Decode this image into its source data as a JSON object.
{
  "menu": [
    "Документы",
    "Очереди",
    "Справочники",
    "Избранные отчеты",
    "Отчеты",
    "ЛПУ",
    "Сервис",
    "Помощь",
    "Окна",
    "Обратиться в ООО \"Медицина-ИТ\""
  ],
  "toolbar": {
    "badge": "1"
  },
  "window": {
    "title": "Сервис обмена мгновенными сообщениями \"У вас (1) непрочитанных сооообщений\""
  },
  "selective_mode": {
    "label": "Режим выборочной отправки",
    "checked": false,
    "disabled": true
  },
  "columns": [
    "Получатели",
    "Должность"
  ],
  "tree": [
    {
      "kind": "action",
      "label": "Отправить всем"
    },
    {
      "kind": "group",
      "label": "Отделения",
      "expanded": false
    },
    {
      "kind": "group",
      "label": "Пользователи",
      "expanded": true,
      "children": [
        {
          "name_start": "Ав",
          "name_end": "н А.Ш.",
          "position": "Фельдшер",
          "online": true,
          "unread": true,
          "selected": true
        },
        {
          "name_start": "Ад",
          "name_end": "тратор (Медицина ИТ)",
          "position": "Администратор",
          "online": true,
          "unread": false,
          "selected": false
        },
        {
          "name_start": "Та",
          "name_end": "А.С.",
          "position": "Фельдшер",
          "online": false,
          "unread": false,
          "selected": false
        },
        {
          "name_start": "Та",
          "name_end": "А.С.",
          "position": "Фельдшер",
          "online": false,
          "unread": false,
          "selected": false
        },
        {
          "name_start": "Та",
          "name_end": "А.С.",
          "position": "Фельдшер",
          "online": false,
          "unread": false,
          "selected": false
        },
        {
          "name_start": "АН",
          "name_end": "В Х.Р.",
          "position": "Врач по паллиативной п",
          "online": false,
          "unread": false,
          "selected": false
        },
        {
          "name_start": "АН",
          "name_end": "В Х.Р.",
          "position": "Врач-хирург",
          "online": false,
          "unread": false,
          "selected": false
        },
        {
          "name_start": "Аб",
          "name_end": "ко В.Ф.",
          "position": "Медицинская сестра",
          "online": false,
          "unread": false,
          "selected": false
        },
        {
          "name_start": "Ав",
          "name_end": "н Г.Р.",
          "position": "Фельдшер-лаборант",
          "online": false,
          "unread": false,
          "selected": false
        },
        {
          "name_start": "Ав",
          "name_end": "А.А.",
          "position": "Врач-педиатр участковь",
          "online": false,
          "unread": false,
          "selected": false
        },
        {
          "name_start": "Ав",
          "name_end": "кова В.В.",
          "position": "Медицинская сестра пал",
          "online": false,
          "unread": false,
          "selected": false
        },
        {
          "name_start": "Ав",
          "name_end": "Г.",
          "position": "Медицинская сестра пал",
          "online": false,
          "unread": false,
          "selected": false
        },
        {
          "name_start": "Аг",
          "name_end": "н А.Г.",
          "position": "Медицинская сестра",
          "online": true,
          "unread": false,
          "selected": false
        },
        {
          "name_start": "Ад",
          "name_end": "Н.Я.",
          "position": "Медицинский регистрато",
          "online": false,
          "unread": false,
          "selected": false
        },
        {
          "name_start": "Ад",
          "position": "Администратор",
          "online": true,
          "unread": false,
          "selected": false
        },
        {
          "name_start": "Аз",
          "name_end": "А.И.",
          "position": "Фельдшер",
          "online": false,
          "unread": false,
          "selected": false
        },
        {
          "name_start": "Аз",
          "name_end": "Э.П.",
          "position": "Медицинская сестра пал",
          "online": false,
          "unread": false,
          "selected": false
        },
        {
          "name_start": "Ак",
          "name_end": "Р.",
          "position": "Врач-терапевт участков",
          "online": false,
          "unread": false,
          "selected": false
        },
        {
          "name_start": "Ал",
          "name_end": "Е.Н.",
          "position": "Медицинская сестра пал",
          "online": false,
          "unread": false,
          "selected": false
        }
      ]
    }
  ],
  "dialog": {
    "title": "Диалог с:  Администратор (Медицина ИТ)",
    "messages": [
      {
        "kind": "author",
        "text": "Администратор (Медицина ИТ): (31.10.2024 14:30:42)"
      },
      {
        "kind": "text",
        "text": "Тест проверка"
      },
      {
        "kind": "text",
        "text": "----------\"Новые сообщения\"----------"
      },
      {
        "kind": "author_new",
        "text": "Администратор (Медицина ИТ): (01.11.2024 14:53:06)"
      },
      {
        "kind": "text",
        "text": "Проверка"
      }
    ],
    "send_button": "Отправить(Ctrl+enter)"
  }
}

• **WHAT YOU HAVE TO DO**
Of the lines above, copy each that contains "Отправить".

• **WRITTEN SOLUTION**
      "label": "Отправить всем"
    "send_button": "Отправить(Ctrl+enter)"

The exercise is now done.